Reproduce each of the following items exactly as it appears, leaving out the pictures.

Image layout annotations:
-=-=-=-=-
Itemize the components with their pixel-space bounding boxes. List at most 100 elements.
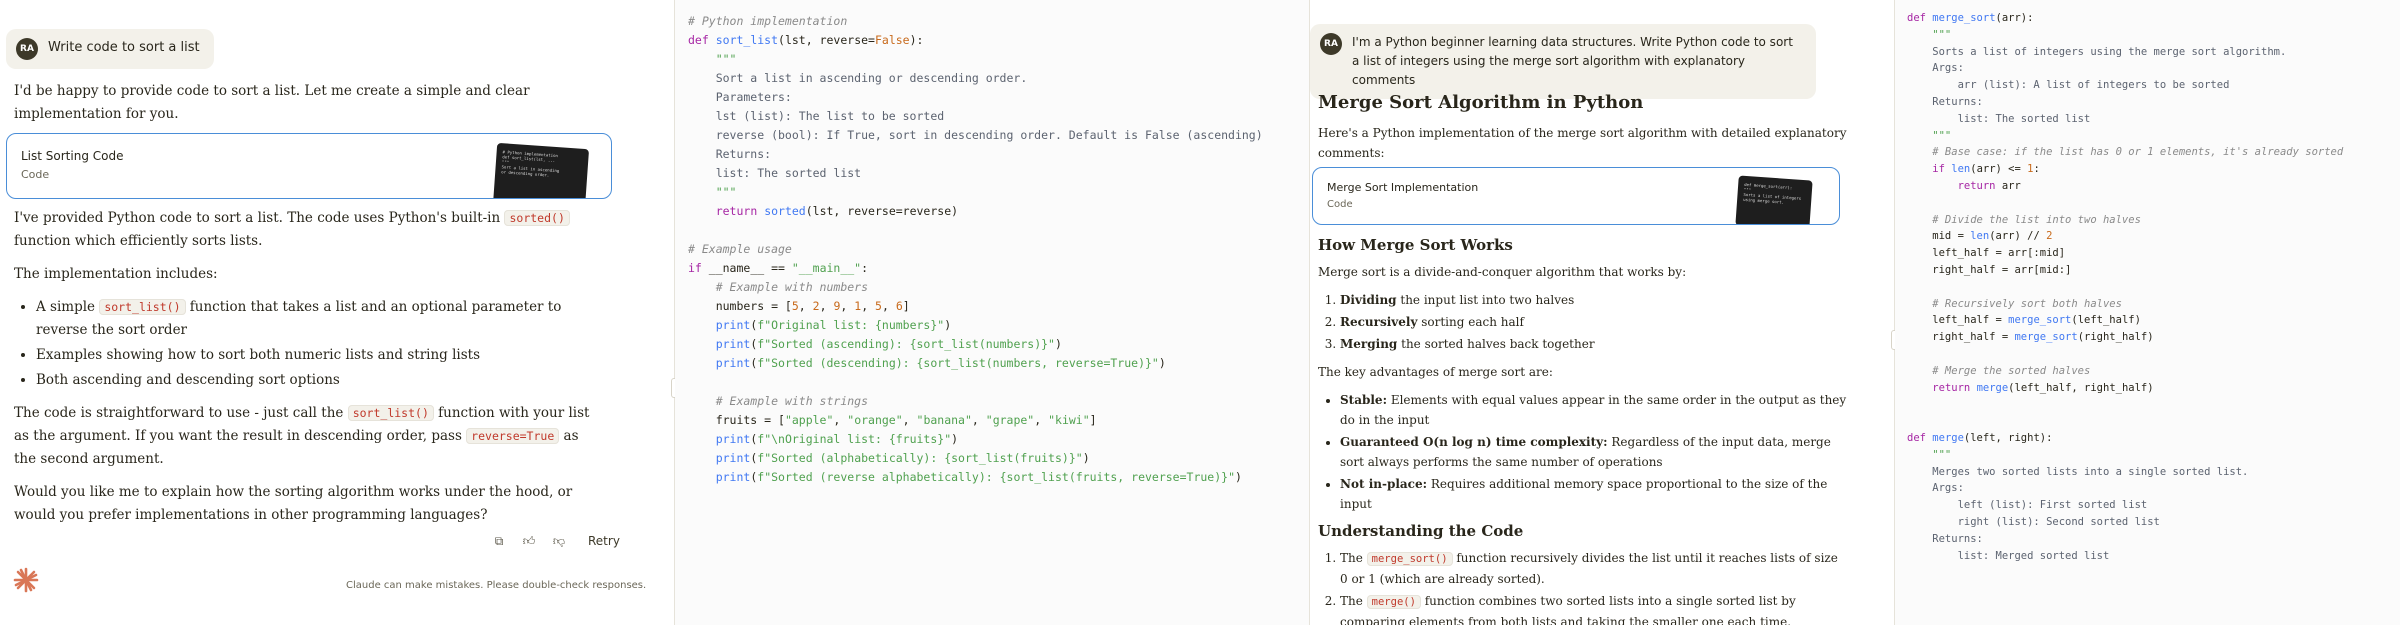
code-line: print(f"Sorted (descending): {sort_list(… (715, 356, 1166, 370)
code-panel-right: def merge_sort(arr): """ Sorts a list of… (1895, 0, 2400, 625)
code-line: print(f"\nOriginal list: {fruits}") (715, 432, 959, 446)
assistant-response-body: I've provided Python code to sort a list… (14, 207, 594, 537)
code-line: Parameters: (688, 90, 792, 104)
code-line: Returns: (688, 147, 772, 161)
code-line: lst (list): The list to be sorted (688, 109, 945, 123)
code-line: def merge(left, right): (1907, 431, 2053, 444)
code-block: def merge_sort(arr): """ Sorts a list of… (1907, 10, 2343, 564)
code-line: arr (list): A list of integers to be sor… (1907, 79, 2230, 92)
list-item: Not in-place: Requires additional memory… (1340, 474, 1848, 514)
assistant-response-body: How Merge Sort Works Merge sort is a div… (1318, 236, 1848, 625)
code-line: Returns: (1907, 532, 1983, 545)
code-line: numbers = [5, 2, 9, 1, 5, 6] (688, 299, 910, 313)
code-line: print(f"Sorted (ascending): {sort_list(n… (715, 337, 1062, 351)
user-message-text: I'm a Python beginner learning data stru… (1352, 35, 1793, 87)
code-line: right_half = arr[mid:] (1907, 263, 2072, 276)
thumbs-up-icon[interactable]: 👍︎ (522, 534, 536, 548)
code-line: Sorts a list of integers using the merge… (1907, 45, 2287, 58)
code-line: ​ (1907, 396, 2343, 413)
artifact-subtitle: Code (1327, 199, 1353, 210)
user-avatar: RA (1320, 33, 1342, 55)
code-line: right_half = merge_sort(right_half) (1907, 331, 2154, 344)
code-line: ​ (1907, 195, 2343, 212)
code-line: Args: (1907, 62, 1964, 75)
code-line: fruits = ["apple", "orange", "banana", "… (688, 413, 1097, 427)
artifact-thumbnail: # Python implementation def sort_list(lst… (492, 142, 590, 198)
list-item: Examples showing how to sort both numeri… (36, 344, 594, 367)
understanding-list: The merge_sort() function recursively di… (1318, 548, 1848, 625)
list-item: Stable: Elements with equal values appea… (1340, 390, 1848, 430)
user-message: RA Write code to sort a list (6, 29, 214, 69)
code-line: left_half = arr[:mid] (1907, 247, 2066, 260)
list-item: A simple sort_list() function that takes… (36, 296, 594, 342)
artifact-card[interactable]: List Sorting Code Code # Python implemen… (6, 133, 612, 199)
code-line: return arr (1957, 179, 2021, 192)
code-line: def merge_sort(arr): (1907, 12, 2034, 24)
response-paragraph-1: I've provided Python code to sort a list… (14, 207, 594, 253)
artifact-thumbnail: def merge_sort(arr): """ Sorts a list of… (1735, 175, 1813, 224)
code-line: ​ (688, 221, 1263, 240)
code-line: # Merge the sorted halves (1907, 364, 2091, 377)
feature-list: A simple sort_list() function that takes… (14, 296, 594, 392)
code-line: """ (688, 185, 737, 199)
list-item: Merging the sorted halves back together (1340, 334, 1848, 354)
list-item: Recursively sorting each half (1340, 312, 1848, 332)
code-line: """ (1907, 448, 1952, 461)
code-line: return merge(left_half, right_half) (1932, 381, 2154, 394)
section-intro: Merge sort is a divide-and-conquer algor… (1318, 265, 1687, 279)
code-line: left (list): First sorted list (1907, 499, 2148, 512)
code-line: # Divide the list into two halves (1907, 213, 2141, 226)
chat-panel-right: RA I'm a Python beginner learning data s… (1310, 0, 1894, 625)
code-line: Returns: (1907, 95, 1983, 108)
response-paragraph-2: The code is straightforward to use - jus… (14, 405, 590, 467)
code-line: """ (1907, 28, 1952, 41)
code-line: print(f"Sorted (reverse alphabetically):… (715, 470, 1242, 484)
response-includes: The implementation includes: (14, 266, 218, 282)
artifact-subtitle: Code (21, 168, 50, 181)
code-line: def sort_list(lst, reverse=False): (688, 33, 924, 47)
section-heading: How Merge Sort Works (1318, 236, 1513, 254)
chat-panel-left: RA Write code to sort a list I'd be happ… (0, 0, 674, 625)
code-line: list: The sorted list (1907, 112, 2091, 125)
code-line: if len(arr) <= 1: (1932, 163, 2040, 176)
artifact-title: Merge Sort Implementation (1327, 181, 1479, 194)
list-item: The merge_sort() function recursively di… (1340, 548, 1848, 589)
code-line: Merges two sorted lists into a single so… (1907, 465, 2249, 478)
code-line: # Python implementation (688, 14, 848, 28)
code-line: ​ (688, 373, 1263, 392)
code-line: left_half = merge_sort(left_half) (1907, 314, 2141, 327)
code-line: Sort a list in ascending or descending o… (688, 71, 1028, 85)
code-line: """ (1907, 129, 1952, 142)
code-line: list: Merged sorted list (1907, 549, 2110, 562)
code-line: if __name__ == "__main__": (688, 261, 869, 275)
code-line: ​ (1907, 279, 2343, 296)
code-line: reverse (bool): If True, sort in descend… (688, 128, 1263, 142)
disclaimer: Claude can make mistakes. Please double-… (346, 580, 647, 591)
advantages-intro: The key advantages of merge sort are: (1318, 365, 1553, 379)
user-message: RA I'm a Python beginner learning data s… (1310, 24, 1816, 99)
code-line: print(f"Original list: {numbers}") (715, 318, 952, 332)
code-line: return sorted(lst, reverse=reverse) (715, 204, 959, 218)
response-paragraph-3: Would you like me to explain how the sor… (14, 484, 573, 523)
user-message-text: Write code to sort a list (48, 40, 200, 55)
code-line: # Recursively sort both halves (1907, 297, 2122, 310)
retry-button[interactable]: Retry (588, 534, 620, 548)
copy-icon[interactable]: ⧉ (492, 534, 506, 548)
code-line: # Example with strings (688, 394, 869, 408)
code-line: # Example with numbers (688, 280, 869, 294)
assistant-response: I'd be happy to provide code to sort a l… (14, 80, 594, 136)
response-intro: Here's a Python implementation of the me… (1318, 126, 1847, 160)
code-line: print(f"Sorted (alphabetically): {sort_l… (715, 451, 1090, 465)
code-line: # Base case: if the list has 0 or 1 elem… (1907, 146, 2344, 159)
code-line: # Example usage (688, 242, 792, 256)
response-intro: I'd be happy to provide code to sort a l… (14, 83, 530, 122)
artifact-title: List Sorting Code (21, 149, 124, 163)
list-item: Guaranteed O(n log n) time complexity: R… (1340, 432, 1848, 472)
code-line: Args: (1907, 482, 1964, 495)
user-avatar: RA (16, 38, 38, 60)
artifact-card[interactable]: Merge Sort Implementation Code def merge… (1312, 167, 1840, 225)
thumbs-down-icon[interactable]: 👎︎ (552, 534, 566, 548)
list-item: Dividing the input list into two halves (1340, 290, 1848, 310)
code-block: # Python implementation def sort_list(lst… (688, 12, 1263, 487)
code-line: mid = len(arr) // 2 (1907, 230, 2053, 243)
-=-=-=-=-
SOLUTION TO THE EXERCISE:
Itemize the components with their pixel-space bounding boxes. List at most 100 elements.
code-line: print(f"Sorted (descending): {sort_list(… (715, 356, 1166, 370)
code-panel-right: def merge_sort(arr): """ Sorts a list of… (1895, 0, 2400, 625)
code-line: print(f"\nOriginal list: {fruits}") (715, 432, 959, 446)
assistant-response-body: I've provided Python code to sort a list… (14, 207, 594, 537)
code-line: Parameters: (688, 90, 792, 104)
code-line: Returns: (688, 147, 772, 161)
code-line: lst (list): The list to be sorted (688, 109, 945, 123)
code-line: def merge(left, right): (1907, 431, 2053, 444)
code-block: def merge_sort(arr): """ Sorts a list of… (1907, 10, 2343, 564)
code-line: arr (list): A list of integers to be sor… (1907, 79, 2230, 92)
list-item: Not in-place: Requires additional memory… (1340, 474, 1848, 514)
assistant-response-body: How Merge Sort Works Merge sort is a div… (1318, 236, 1848, 625)
code-line: Returns: (1907, 532, 1983, 545)
code-line: numbers = [5, 2, 9, 1, 5, 6] (688, 299, 910, 313)
code-line: print(f"Sorted (ascending): {sort_list(n… (715, 337, 1062, 351)
user-message-text: I'm a Python beginner learning data stru… (1352, 35, 1793, 87)
code-line: right_half = arr[mid:] (1907, 263, 2072, 276)
thumbs-up-icon[interactable]: 👍︎ (522, 534, 536, 548)
code-line: Sorts a list of integers using the merge… (1907, 45, 2287, 58)
code-line: ​ (1907, 396, 2343, 413)
artifact-subtitle: Code (1327, 199, 1353, 210)
user-avatar: RA (1320, 33, 1342, 55)
code-line: right_half = merge_sort(right_half) (1907, 331, 2154, 344)
code-line: ​ (1907, 195, 2343, 212)
code-line: Args: (1907, 62, 1964, 75)
code-line: fruits = ["apple", "orange", "banana", "… (688, 413, 1097, 427)
artifact-thumbnail: # Python implementation def sort_list(lst… (492, 142, 590, 198)
list-item: Examples showing how to sort both numeri… (36, 344, 594, 367)
understanding-list: The merge_sort() function recursively di… (1318, 548, 1848, 625)
list-item: Stable: Elements with equal values appea… (1340, 390, 1848, 430)
user-message: RA Write code to sort a list (6, 29, 214, 69)
code-line: left_half = arr[:mid] (1907, 247, 2066, 260)
list-item: A simple sort_list() function that takes… (36, 296, 594, 342)
artifact-card[interactable]: List Sorting Code Code # Python implemen… (6, 133, 612, 199)
code-line: return arr (1957, 179, 2021, 192)
code-line: def merge_sort(arr): (1907, 12, 2034, 24)
response-paragraph-1: I've provided Python code to sort a list… (14, 207, 594, 253)
artifact-thumbnail: def merge_sort(arr): """ Sorts a list of… (1735, 175, 1813, 224)
code-line: ​ (688, 221, 1263, 240)
code-line: # Merge the sorted halves (1907, 364, 2091, 377)
feature-list: A simple sort_list() function that takes… (14, 296, 594, 392)
code-line: """ (688, 185, 737, 199)
list-item: Merging the sorted halves back together (1340, 334, 1848, 354)
list-item: Recursively sorting each half (1340, 312, 1848, 332)
code-line: """ (1907, 448, 1952, 461)
code-line: return merge(left_half, right_half) (1932, 381, 2154, 394)
section-intro: Merge sort is a divide-and-conquer algor… (1318, 265, 1687, 279)
code-line: left (list): First sorted list (1907, 499, 2148, 512)
code-line: # Divide the list into two halves (1907, 213, 2141, 226)
chat-panel-right: RA I'm a Python beginner learning data s… (1310, 0, 1894, 625)
code-line: Returns: (1907, 95, 1983, 108)
response-paragraph-2: The code is straightforward to use - jus… (14, 405, 590, 467)
code-line: """ (1907, 28, 1952, 41)
code-line: print(f"Sorted (reverse alphabetically):… (715, 470, 1242, 484)
response-includes: The implementation includes: (14, 266, 218, 282)
artifact-subtitle: Code (21, 168, 50, 181)
code-line: def sort_list(lst, reverse=False): (688, 33, 924, 47)
section-heading: How Merge Sort Works (1318, 236, 1513, 254)
chat-panel-left: RA Write code to sort a list I'd be happ… (0, 0, 674, 625)
code-line: list: The sorted list (1907, 112, 2091, 125)
code-line: if len(arr) <= 1: (1932, 163, 2040, 176)
artifact-title: Merge Sort Implementation (1327, 181, 1479, 194)
list-item: The merge_sort() function recursively di… (1340, 548, 1848, 589)
code-line: Merges two sorted lists into a single so… (1907, 465, 2249, 478)
code-line: # Python implementation (688, 14, 848, 28)
code-line: ​ (688, 373, 1263, 392)
code-line: left_half = merge_sort(left_half) (1907, 314, 2141, 327)
code-line: Sort a list in ascending or descending o… (688, 71, 1028, 85)
code-line: """ (1907, 129, 1952, 142)
code-line: list: Merged sorted list (1907, 549, 2110, 562)
code-line: if __name__ == "__main__": (688, 261, 869, 275)
code-line: ​ (1907, 279, 2343, 296)
code-line: reverse (bool): If True, sort in descend… (688, 128, 1263, 142)
disclaimer: Claude can make mistakes. Please double-… (346, 580, 647, 591)
advantages-intro: The key advantages of merge sort are: (1318, 365, 1553, 379)
user-message: RA I'm a Python beginner learning data s… (1310, 24, 1816, 99)
code-line: print(f"Original list: {numbers}") (715, 318, 952, 332)
code-line: return sorted(lst, reverse=reverse) (715, 204, 959, 218)
response-paragraph-3: Would you like me to explain how the sor… (14, 484, 573, 523)
user-message-text: Write code to sort a list (48, 40, 200, 55)
code-line: # Recursively sort both halves (1907, 297, 2122, 310)
retry-button[interactable]: Retry (588, 534, 620, 548)
copy-icon[interactable]: ⧉ (492, 534, 506, 548)
code-line: # Example with strings (688, 394, 869, 408)
code-line: # Example with numbers (688, 280, 869, 294)
assistant-response: I'd be happy to provide code to sort a l… (14, 80, 594, 136)
response-intro: Here's a Python implementation of the me… (1318, 126, 1847, 160)
code-line: print(f"Sorted (alphabetically): {sort_l… (715, 451, 1090, 465)
code-line: # Base case: if the list has 0 or 1 elem… (1907, 146, 2344, 159)
code-line: # Example usage (688, 242, 792, 256)
response-intro: I'd be happy to provide code to sort a l… (14, 83, 530, 122)
artifact-title: List Sorting Code (21, 149, 124, 163)
list-item: Guaranteed O(n log n) time complexity: R… (1340, 432, 1848, 472)
code-line: Args: (1907, 482, 1964, 495)
user-avatar: RA (16, 38, 38, 60)
artifact-card[interactable]: Merge Sort Implementation Code def merge… (1312, 167, 1840, 225)
thumbs-down-icon[interactable]: 👎︎ (552, 534, 566, 548)
list-item: Dividing the input list into two halves (1340, 290, 1848, 310)
code-block: # Python implementation def sort_list(lst… (688, 12, 1263, 487)
code-line: mid = len(arr) // 2 (1907, 230, 2053, 243)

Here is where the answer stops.